[Records from a collection of figures]
--

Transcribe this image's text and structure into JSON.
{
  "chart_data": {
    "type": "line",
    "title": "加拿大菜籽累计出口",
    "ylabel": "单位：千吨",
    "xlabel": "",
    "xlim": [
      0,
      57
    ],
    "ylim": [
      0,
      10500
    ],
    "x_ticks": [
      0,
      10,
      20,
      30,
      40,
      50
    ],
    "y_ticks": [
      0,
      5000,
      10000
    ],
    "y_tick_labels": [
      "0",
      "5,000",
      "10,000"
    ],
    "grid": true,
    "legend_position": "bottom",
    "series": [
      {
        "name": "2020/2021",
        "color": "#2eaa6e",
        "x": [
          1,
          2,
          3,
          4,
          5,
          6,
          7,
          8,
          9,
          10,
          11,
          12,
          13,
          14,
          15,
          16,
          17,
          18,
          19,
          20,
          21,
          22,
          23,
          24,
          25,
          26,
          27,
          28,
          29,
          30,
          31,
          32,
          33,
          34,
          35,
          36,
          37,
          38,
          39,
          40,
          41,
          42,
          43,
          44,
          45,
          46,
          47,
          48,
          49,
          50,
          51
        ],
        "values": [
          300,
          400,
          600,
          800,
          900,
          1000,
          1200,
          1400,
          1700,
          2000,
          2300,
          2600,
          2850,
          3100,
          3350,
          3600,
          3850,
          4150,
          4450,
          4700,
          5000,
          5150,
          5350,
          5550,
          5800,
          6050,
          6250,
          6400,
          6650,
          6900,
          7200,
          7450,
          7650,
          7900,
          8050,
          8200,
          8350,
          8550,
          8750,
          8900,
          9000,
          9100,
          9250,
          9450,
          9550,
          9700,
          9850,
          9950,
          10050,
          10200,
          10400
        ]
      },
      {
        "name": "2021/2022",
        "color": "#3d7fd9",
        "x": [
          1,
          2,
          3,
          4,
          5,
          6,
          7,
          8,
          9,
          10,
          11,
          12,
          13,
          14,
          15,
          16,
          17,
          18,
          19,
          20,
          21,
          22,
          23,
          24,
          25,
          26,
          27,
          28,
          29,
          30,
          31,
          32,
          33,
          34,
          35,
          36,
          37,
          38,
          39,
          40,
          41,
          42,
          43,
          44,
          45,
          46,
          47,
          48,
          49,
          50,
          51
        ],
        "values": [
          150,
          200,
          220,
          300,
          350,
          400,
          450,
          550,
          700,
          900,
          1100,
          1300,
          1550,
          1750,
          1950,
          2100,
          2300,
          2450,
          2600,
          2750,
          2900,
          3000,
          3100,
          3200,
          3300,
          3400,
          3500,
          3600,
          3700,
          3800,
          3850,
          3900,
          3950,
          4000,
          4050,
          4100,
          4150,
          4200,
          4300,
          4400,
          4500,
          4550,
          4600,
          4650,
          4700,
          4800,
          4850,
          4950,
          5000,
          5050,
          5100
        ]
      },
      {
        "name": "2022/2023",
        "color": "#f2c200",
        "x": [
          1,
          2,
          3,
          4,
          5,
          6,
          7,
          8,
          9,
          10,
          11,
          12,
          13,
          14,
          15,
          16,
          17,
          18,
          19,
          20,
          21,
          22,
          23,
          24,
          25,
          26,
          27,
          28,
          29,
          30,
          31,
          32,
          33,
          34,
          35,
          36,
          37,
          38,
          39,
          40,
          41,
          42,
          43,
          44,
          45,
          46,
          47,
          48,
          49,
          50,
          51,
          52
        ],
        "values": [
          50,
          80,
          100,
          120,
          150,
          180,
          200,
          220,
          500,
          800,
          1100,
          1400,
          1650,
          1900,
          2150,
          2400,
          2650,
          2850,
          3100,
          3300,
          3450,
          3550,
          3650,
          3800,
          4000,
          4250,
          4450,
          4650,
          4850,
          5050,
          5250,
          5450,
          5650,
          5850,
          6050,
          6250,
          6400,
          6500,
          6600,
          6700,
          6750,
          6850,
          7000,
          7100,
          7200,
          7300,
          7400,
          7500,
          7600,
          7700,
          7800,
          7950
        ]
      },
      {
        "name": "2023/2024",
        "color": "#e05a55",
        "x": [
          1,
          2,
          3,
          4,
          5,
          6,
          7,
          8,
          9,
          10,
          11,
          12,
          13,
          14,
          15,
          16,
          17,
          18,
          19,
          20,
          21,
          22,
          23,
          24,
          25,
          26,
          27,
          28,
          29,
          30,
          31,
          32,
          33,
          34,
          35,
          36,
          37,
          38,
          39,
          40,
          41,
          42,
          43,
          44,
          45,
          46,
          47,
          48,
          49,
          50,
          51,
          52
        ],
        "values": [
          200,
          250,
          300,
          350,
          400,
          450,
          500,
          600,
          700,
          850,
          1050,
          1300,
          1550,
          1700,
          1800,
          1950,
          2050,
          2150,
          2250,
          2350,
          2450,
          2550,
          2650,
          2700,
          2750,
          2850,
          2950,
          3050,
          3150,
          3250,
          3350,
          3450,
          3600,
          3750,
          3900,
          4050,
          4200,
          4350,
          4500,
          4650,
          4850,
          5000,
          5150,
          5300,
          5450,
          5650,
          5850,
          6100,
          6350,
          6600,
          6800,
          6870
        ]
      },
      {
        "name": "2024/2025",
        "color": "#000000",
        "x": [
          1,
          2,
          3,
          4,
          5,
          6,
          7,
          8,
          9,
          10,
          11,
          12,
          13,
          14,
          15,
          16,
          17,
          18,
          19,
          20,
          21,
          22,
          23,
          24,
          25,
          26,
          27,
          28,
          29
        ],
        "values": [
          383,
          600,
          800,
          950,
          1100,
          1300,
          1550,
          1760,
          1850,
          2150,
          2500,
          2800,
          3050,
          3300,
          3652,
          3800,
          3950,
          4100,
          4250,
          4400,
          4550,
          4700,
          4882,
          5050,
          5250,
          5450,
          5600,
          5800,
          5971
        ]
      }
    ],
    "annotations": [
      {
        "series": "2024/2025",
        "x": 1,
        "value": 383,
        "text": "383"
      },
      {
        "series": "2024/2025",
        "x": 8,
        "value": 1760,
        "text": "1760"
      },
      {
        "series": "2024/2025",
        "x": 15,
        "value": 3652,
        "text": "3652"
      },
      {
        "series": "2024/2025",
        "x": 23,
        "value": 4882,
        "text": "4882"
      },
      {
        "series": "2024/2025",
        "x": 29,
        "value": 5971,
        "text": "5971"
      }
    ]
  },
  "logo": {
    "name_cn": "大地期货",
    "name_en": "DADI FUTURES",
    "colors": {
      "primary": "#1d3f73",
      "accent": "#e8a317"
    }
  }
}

--

**Task statement**
Write the data back out verbatim.

**Expected answer**
Transcribe this image's text and structure into JSON.
{
  "chart_data": {
    "type": "line",
    "title": "加拿大菜籽累计出口",
    "ylabel": "单位：千吨",
    "xlabel": "",
    "xlim": [
      0,
      57
    ],
    "ylim": [
      0,
      10500
    ],
    "x_ticks": [
      0,
      10,
      20,
      30,
      40,
      50
    ],
    "y_ticks": [
      0,
      5000,
      10000
    ],
    "y_tick_labels": [
      "0",
      "5,000",
      "10,000"
    ],
    "grid": true,
    "legend_position": "bottom",
    "series": [
      {
        "name": "2020/2021",
        "color": "#2eaa6e",
        "x": [
          1,
          2,
          3,
          4,
          5,
          6,
          7,
          8,
          9,
          10,
          11,
          12,
          13,
          14,
          15,
          16,
          17,
          18,
          19,
          20,
          21,
          22,
          23,
          24,
          25,
          26,
          27,
          28,
          29,
          30,
          31,
          32,
          33,
          34,
          35,
          36,
          37,
          38,
          39,
          40,
          41,
          42,
          43,
          44,
          45,
          46,
          47,
          48,
          49,
          50,
          51
        ],
        "values": [
          300,
          400,
          600,
          800,
          900,
          1000,
          1200,
          1400,
          1700,
          2000,
          2300,
          2600,
          2850,
          3100,
          3350,
          3600,
          3850,
          4150,
          4450,
          4700,
          5000,
          5150,
          5350,
          5550,
          5800,
          6050,
          6250,
          6400,
          6650,
          6900,
          7200,
          7450,
          7650,
          7900,
          8050,
          8200,
          8350,
          8550,
          8750,
          8900,
          9000,
          9100,
          9250,
          9450,
          9550,
          9700,
          9850,
          9950,
          10050,
          10200,
          10400
        ]
      },
      {
        "name": "2021/2022",
        "color": "#3d7fd9",
        "x": [
          1,
          2,
          3,
          4,
          5,
          6,
          7,
          8,
          9,
          10,
          11,
          12,
          13,
          14,
          15,
          16,
          17,
          18,
          19,
          20,
          21,
          22,
          23,
          24,
          25,
          26,
          27,
          28,
          29,
          30,
          31,
          32,
          33,
          34,
          35,
          36,
          37,
          38,
          39,
          40,
          41,
          42,
          43,
          44,
          45,
          46,
          47,
          48,
          49,
          50,
          51
        ],
        "values": [
          150,
          200,
          220,
          300,
          350,
          400,
          450,
          550,
          700,
          900,
          1100,
          1300,
          1550,
          1750,
          1950,
          2100,
          2300,
          2450,
          2600,
          2750,
          2900,
          3000,
          3100,
          3200,
          3300,
          3400,
          3500,
          3600,
          3700,
          3800,
          3850,
          3900,
          3950,
          4000,
          4050,
          4100,
          4150,
          4200,
          4300,
          4400,
          4500,
          4550,
          4600,
          4650,
          4700,
          4800,
          4850,
          4950,
          5000,
          5050,
          5100
        ]
      },
      {
        "name": "2022/2023",
        "color": "#f2c200",
        "x": [
          1,
          2,
          3,
          4,
          5,
          6,
          7,
          8,
          9,
          10,
          11,
          12,
          13,
          14,
          15,
          16,
          17,
          18,
          19,
          20,
          21,
          22,
          23,
          24,
          25,
          26,
          27,
          28,
          29,
          30,
          31,
          32,
          33,
          34,
          35,
          36,
          37,
          38,
          39,
          40,
          41,
          42,
          43,
          44,
          45,
          46,
          47,
          48,
          49,
          50,
          51,
          52
        ],
        "values": [
          50,
          80,
          100,
          120,
          150,
          180,
          200,
          220,
          500,
          800,
          1100,
          1400,
          1650,
          1900,
          2150,
          2400,
          2650,
          2850,
          3100,
          3300,
          3450,
          3550,
          3650,
          3800,
          4000,
          4250,
          4450,
          4650,
          4850,
          5050,
          5250,
          5450,
          5650,
          5850,
          6050,
          6250,
          6400,
          6500,
          6600,
          6700,
          6750,
          6850,
          7000,
          7100,
          7200,
          7300,
          7400,
          7500,
          7600,
          7700,
          7800,
          7950
        ]
      },
      {
        "name": "2023/2024",
        "color": "#e05a55",
        "x": [
          1,
          2,
          3,
          4,
          5,
          6,
          7,
          8,
          9,
          10,
          11,
          12,
          13,
          14,
          15,
          16,
          17,
          18,
          19,
          20,
          21,
          22,
          23,
          24,
          25,
          26,
          27,
          28,
          29,
          30,
          31,
          32,
          33,
          34,
          35,
          36,
          37,
          38,
          39,
          40,
          41,
          42,
          43,
          44,
          45,
          46,
          47,
          48,
          49,
          50,
          51,
          52
        ],
        "values": [
          200,
          250,
          300,
          350,
          400,
          450,
          500,
          600,
          700,
          850,
          1050,
          1300,
          1550,
          1700,
          1800,
          1950,
          2050,
          2150,
          2250,
          2350,
          2450,
          2550,
          2650,
          2700,
          2750,
          2850,
          2950,
          3050,
          3150,
          3250,
          3350,
          3450,
          3600,
          3750,
          3900,
          4050,
          4200,
          4350,
          4500,
          4650,
          4850,
          5000,
          5150,
          5300,
          5450,
          5650,
          5850,
          6100,
          6350,
          6600,
          6800,
          6870
        ]
      },
      {
        "name": "2024/2025",
        "color": "#000000",
        "x": [
          1,
          2,
          3,
          4,
          5,
          6,
          7,
          8,
          9,
          10,
          11,
          12,
          13,
          14,
          15,
          16,
          17,
          18,
          19,
          20,
          21,
          22,
          23,
          24,
          25,
          26,
          27,
          28,
          29
        ],
        "values": [
          383,
          600,
          800,
          950,
          1100,
          1300,
          1550,
          1760,
          1850,
          2150,
          2500,
          2800,
          3050,
          3300,
          3652,
          3800,
          3950,
          4100,
          4250,
          4400,
          4550,
          4700,
          4882,
          5050,
          5250,
          5450,
          5600,
          5800,
          5971
        ]
      }
    ],
    "annotations": [
      {
        "series": "2024/2025",
        "x": 1,
        "value": 383,
        "text": "383"
      },
      {
        "series": "2024/2025",
        "x": 8,
        "value": 1760,
        "text": "1760"
      },
      {
        "series": "2024/2025",
        "x": 15,
        "value": 3652,
        "text": "3652"
      },
      {
        "series": "2024/2025",
        "x": 23,
        "value": 4882,
        "text": "4882"
      },
      {
        "series": "2024/2025",
        "x": 29,
        "value": 5971,
        "text": "5971"
      }
    ]
  },
  "logo": {
    "name_cn": "大地期货",
    "name_en": "DADI FUTURES",
    "colors": {
      "primary": "#1d3f73",
      "accent": "#e8a317"
    }
  }
}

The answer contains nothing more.